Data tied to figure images
** start **
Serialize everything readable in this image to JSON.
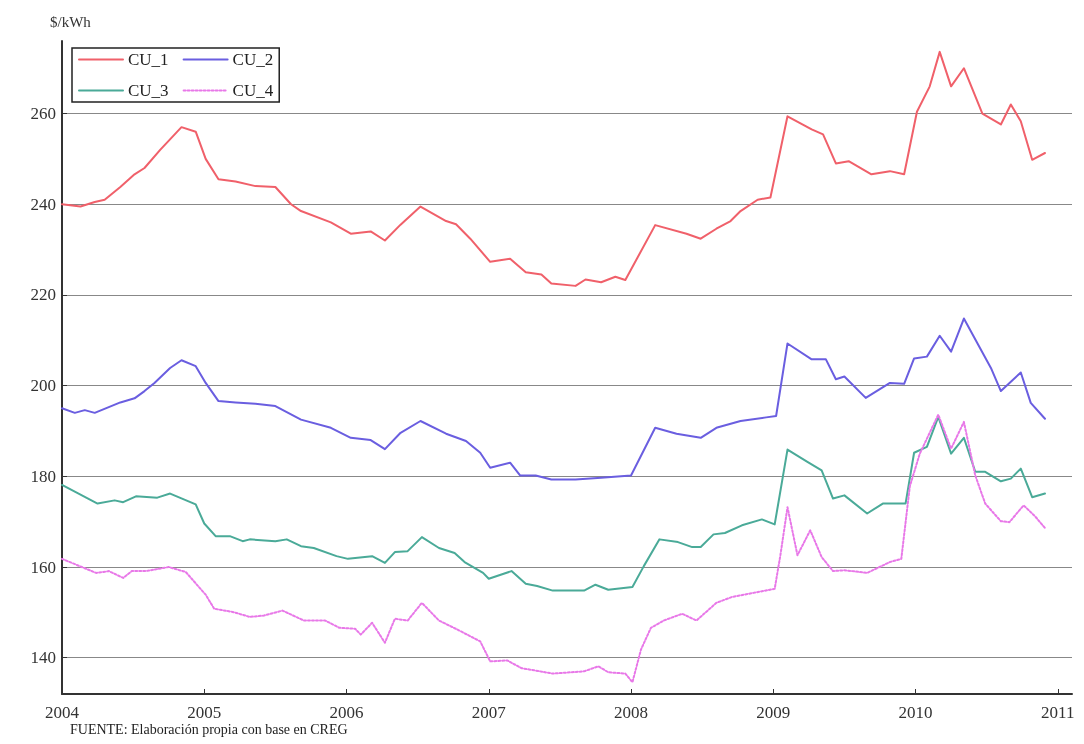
{
  "chart_data": {
    "type": "line",
    "ylabel": "$/kWh",
    "annotations": [
      "FUENTE: Elaboración propia con base en CREG"
    ],
    "xlim": [
      2004,
      2011.1
    ],
    "xticks": [
      2004,
      2005,
      2006,
      2007,
      2008,
      2009,
      2010,
      2011
    ],
    "ylim": [
      132,
      276
    ],
    "yticks": [
      140,
      160,
      180,
      200,
      220,
      240,
      260
    ],
    "grid": "y",
    "legend": "top left",
    "marker": "none",
    "line_style": "solid",
    "series": [
      {
        "name": "CU_1",
        "color": "#f0606a",
        "x": [
          2004.0,
          2004.13,
          2004.23,
          2004.3,
          2004.41,
          2004.51,
          2004.58,
          2004.69,
          2004.84,
          2004.94,
          2005.01,
          2005.1,
          2005.22,
          2005.36,
          2005.5,
          2005.61,
          2005.68,
          2005.89,
          2006.03,
          2006.17,
          2006.27,
          2006.38,
          2006.52,
          2006.7,
          2006.77,
          2006.87,
          2007.01,
          2007.15,
          2007.26,
          2007.37,
          2007.44,
          2007.61,
          2007.68,
          2007.79,
          2007.89,
          2007.96,
          2008.17,
          2008.39,
          2008.49,
          2008.6,
          2008.7,
          2008.77,
          2008.89,
          2008.98,
          2009.1,
          2009.27,
          2009.35,
          2009.44,
          2009.53,
          2009.69,
          2009.82,
          2009.92,
          2010.01,
          2010.1,
          2010.17,
          2010.25,
          2010.34,
          2010.47,
          2010.6,
          2010.67,
          2010.74,
          2010.82,
          2010.91
        ],
        "values": [
          240,
          239.5,
          240.5,
          241,
          243.8,
          246.6,
          248,
          252,
          257,
          256,
          250,
          245.5,
          245,
          244,
          243.8,
          240,
          238.5,
          236,
          233.5,
          234,
          232,
          235.5,
          239.5,
          236.3,
          235.6,
          232.4,
          227.3,
          228,
          225,
          224.5,
          222.5,
          222,
          223.4,
          222.8,
          224,
          223.3,
          235.4,
          233.5,
          232.4,
          234.6,
          236.3,
          238.5,
          241,
          241.5,
          259.4,
          256.5,
          255.4,
          249,
          249.5,
          246.6,
          247.3,
          246.6,
          260.4,
          266,
          273.6,
          266,
          270,
          260,
          257.6,
          262,
          258.3,
          249.8,
          251.3
        ]
      },
      {
        "name": "CU_2",
        "color": "#6a5ee0",
        "x": [
          2004.0,
          2004.09,
          2004.16,
          2004.23,
          2004.41,
          2004.51,
          2004.58,
          2004.65,
          2004.76,
          2004.84,
          2004.94,
          2005.01,
          2005.1,
          2005.22,
          2005.36,
          2005.5,
          2005.68,
          2005.89,
          2006.03,
          2006.17,
          2006.27,
          2006.38,
          2006.52,
          2006.7,
          2006.84,
          2006.94,
          2007.01,
          2007.15,
          2007.22,
          2007.33,
          2007.44,
          2007.61,
          2007.79,
          2008.0,
          2008.17,
          2008.32,
          2008.49,
          2008.6,
          2008.77,
          2008.95,
          2009.02,
          2009.1,
          2009.27,
          2009.37,
          2009.44,
          2009.5,
          2009.65,
          2009.82,
          2009.92,
          2009.99,
          2010.08,
          2010.17,
          2010.25,
          2010.34,
          2010.53,
          2010.6,
          2010.74,
          2010.81,
          2010.91
        ],
        "values": [
          195,
          194,
          194.6,
          194,
          196.3,
          197.2,
          198.8,
          200.6,
          203.9,
          205.6,
          204.3,
          200.6,
          196.6,
          196.3,
          196,
          195.5,
          192.5,
          190.7,
          188.5,
          188,
          186,
          189.6,
          192.2,
          189.4,
          187.8,
          185.2,
          181.9,
          183,
          180.2,
          180.2,
          179.3,
          179.3,
          179.7,
          180.2,
          190.7,
          189.4,
          188.5,
          190.7,
          192.2,
          193,
          193.3,
          209.3,
          205.8,
          205.8,
          201.4,
          202,
          197.3,
          200.6,
          200.4,
          206,
          206.4,
          211,
          207.5,
          214.8,
          203.9,
          198.8,
          202.9,
          196.2,
          192.7
        ]
      },
      {
        "name": "CU_3",
        "color": "#4aaa98",
        "x": [
          2004.0,
          2004.25,
          2004.37,
          2004.43,
          2004.52,
          2004.67,
          2004.76,
          2004.94,
          2005.0,
          2005.08,
          2005.18,
          2005.27,
          2005.32,
          2005.5,
          2005.58,
          2005.68,
          2005.77,
          2005.93,
          2006.01,
          2006.18,
          2006.27,
          2006.34,
          2006.43,
          2006.53,
          2006.65,
          2006.76,
          2006.83,
          2006.96,
          2007.0,
          2007.16,
          2007.26,
          2007.34,
          2007.45,
          2007.67,
          2007.75,
          2007.84,
          2008.01,
          2008.09,
          2008.2,
          2008.33,
          2008.43,
          2008.49,
          2008.58,
          2008.66,
          2008.78,
          2008.92,
          2009.01,
          2009.1,
          2009.24,
          2009.34,
          2009.42,
          2009.5,
          2009.66,
          2009.77,
          2009.93,
          2009.99,
          2010.08,
          2010.16,
          2010.25,
          2010.34,
          2010.42,
          2010.49,
          2010.6,
          2010.67,
          2010.74,
          2010.82,
          2010.91
        ],
        "values": [
          178.1,
          174,
          174.7,
          174.3,
          175.6,
          175.3,
          176.2,
          173.8,
          169.6,
          166.8,
          166.8,
          165.7,
          166.1,
          165.7,
          166.1,
          164.6,
          164.2,
          162.4,
          161.8,
          162.4,
          160.9,
          163.3,
          163.5,
          166.6,
          164.2,
          163.1,
          161.1,
          158.7,
          157.4,
          159.1,
          156.3,
          155.8,
          154.8,
          154.8,
          156.1,
          155,
          155.6,
          160.2,
          166.1,
          165.5,
          164.4,
          164.4,
          167.2,
          167.5,
          169.2,
          170.5,
          169.4,
          185.9,
          183.2,
          181.3,
          175.1,
          175.8,
          171.8,
          174,
          174,
          185.2,
          186.5,
          193.1,
          185,
          188.5,
          181,
          181,
          178.9,
          179.5,
          181.7,
          175.4,
          176.2
        ]
      },
      {
        "name": "CU_4",
        "color": "#e878e8",
        "line_style": "dotted",
        "x": [
          2004.0,
          2004.24,
          2004.33,
          2004.43,
          2004.49,
          2004.59,
          2004.75,
          2004.87,
          2005.01,
          2005.07,
          2005.2,
          2005.32,
          2005.42,
          2005.55,
          2005.7,
          2005.85,
          2005.95,
          2006.06,
          2006.1,
          2006.18,
          2006.27,
          2006.34,
          2006.43,
          2006.53,
          2006.65,
          2006.78,
          2006.94,
          2007.01,
          2007.13,
          2007.23,
          2007.45,
          2007.67,
          2007.77,
          2007.84,
          2007.96,
          2008.01,
          2008.07,
          2008.14,
          2008.23,
          2008.36,
          2008.46,
          2008.6,
          2008.71,
          2008.86,
          2009.01,
          2009.05,
          2009.1,
          2009.17,
          2009.26,
          2009.34,
          2009.42,
          2009.5,
          2009.66,
          2009.82,
          2009.9,
          2009.96,
          2010.03,
          2010.16,
          2010.25,
          2010.34,
          2010.42,
          2010.49,
          2010.6,
          2010.66,
          2010.76,
          2010.84,
          2010.91
        ],
        "values": [
          161.8,
          158.7,
          159.1,
          157.6,
          159.1,
          159.1,
          160,
          158.9,
          153.9,
          150.8,
          150.1,
          149,
          149.3,
          150.4,
          148.2,
          148.2,
          146.6,
          146.4,
          145.1,
          147.7,
          143.3,
          148.6,
          148.2,
          152.1,
          148.2,
          146.2,
          143.6,
          139.2,
          139.4,
          137.7,
          136.5,
          137,
          138.1,
          136.8,
          136.5,
          134.6,
          141.8,
          146.6,
          148.2,
          149.7,
          148.2,
          152.1,
          153.4,
          154.3,
          155.2,
          162.6,
          173.2,
          162.6,
          168.1,
          162.2,
          159.1,
          159.3,
          158.7,
          161.1,
          161.8,
          177.8,
          185,
          193.6,
          186.1,
          192,
          180.2,
          174,
          170.1,
          169.9,
          173.6,
          171.2,
          168.6
        ]
      }
    ]
  }
}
** end **
## [WHAT TO DO]
Look above for every line with the word "color" and copy it.

## [THE COMPLETED TASK]
        "color": "#f0606a",
        "color": "#6a5ee0",
        "color": "#4aaa98",
        "color": "#e878e8",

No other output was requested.